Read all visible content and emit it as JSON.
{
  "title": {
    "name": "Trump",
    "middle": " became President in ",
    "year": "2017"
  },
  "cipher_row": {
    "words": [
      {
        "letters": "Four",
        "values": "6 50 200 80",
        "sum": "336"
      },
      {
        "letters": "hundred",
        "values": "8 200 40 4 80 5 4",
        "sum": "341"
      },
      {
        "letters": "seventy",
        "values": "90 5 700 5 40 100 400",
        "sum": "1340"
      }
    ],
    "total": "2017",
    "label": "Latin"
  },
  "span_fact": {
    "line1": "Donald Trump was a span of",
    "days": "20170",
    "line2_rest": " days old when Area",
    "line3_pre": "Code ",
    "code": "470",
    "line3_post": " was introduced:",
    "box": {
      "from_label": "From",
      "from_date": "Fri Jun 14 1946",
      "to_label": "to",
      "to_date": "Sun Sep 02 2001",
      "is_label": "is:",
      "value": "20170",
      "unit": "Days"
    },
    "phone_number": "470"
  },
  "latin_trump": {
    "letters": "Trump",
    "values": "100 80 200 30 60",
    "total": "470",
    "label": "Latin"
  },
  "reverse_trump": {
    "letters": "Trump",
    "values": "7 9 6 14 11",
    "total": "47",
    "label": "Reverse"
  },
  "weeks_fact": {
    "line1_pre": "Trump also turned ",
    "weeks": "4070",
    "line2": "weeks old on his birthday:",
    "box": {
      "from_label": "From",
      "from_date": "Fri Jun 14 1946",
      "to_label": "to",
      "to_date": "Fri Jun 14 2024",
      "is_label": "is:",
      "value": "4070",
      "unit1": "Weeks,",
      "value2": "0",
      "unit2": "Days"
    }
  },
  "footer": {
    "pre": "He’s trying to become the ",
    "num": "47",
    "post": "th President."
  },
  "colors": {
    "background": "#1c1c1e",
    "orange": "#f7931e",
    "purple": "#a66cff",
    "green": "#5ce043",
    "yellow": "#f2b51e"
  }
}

▶ **Job**
Pull out every line in the material above where "values" occurs.

▶ **Answer for the task**
        "values": "6 50 200 80",
        "values": "8 200 40 4 80 5 4",
        "values": "90 5 700 5 40 100 400",
    "values": "100 80 200 30 60",
    "values": "7 9 6 14 11",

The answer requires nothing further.